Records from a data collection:
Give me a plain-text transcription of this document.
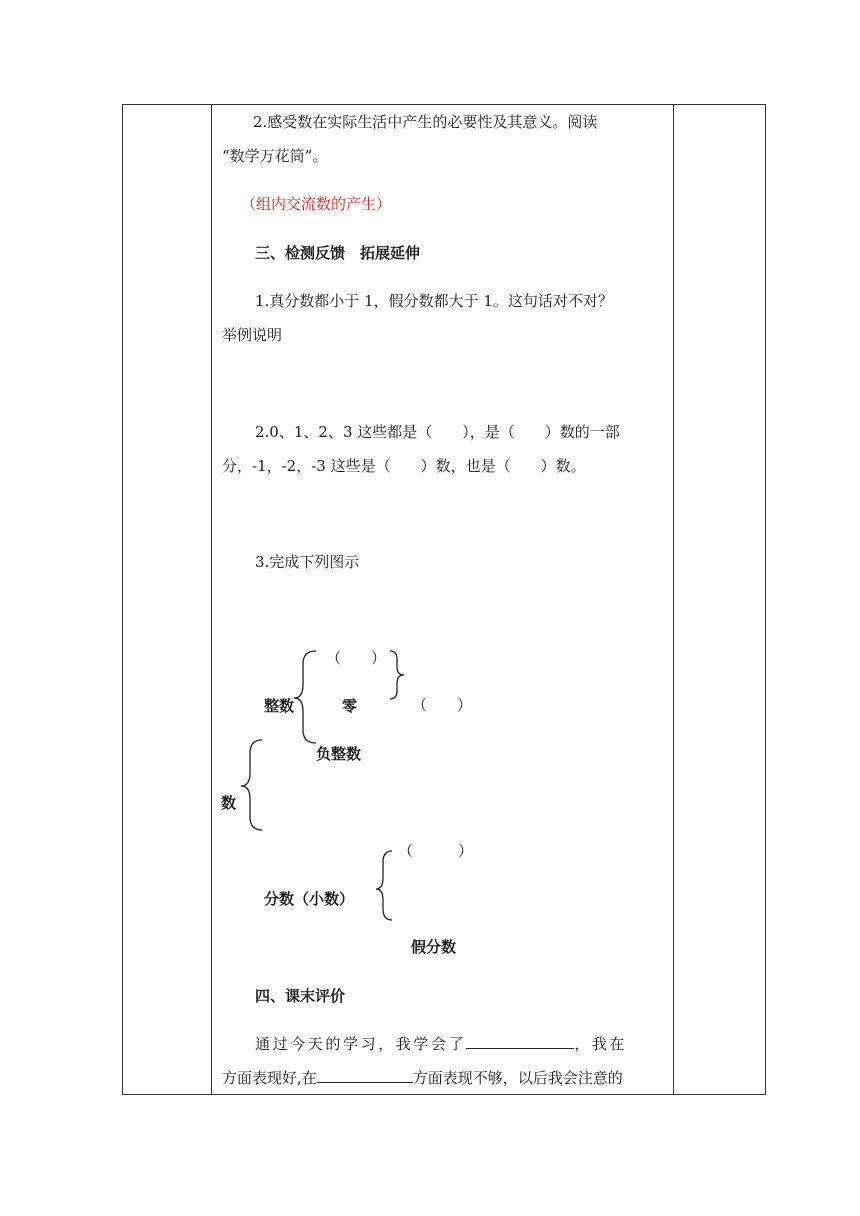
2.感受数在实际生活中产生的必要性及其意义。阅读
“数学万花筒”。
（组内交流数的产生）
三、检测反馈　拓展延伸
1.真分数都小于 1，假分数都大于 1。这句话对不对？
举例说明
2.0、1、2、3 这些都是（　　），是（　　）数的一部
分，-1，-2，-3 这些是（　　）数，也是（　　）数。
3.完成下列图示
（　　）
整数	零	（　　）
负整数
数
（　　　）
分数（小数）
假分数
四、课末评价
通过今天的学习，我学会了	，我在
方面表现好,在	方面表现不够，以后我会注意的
---
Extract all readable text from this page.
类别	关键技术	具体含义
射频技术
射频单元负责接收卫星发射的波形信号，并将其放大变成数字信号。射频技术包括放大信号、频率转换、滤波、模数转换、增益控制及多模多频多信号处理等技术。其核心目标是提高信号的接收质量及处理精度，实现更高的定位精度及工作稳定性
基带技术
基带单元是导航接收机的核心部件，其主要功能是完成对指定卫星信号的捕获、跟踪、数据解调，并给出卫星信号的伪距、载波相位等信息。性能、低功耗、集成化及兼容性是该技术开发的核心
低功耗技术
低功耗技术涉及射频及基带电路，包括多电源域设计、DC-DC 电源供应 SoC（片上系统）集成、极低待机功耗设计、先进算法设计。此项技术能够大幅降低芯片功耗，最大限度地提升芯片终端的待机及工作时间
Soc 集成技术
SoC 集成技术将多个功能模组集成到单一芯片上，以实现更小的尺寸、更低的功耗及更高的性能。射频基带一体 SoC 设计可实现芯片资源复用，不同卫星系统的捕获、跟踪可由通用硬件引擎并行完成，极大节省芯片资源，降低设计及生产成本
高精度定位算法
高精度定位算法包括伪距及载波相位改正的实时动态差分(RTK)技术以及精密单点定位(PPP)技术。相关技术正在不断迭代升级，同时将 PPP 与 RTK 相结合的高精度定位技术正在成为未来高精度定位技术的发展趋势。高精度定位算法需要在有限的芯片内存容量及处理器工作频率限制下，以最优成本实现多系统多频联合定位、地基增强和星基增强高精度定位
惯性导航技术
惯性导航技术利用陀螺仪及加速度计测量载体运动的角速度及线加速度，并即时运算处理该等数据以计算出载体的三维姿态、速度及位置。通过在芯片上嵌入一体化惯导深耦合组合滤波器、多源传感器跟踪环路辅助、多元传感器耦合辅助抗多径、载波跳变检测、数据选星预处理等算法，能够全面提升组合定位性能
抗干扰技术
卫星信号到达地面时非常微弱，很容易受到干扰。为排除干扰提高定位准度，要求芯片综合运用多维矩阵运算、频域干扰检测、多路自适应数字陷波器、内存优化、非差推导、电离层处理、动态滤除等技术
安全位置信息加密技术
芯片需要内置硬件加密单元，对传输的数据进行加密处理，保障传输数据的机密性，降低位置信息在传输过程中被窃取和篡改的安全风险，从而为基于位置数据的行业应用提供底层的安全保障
---
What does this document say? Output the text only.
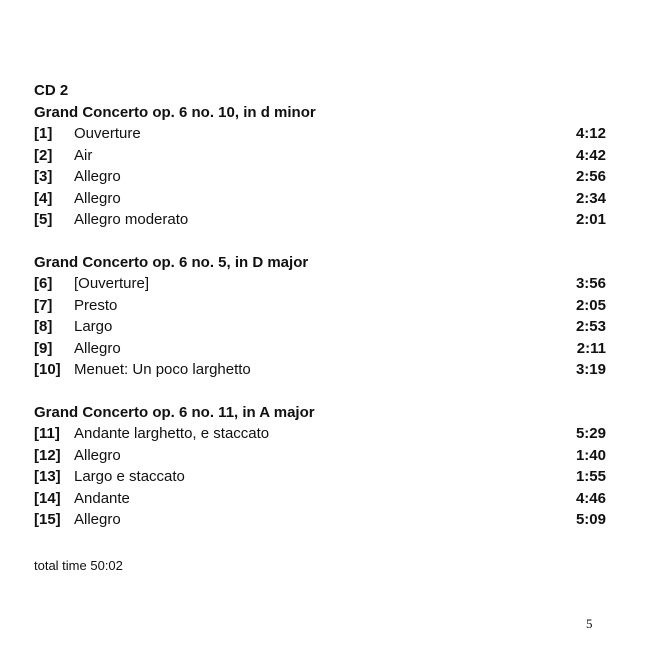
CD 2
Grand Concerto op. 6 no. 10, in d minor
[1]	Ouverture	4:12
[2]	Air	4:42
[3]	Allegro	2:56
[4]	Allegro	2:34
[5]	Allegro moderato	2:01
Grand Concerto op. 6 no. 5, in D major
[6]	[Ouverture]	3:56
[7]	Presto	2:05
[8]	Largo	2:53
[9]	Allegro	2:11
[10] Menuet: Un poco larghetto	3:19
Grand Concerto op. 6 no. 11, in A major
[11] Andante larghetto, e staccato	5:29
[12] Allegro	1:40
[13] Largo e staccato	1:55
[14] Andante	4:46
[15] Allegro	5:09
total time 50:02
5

### Request
Report the number of lines holding the string "text", without any other words.

### Answer to the problem
3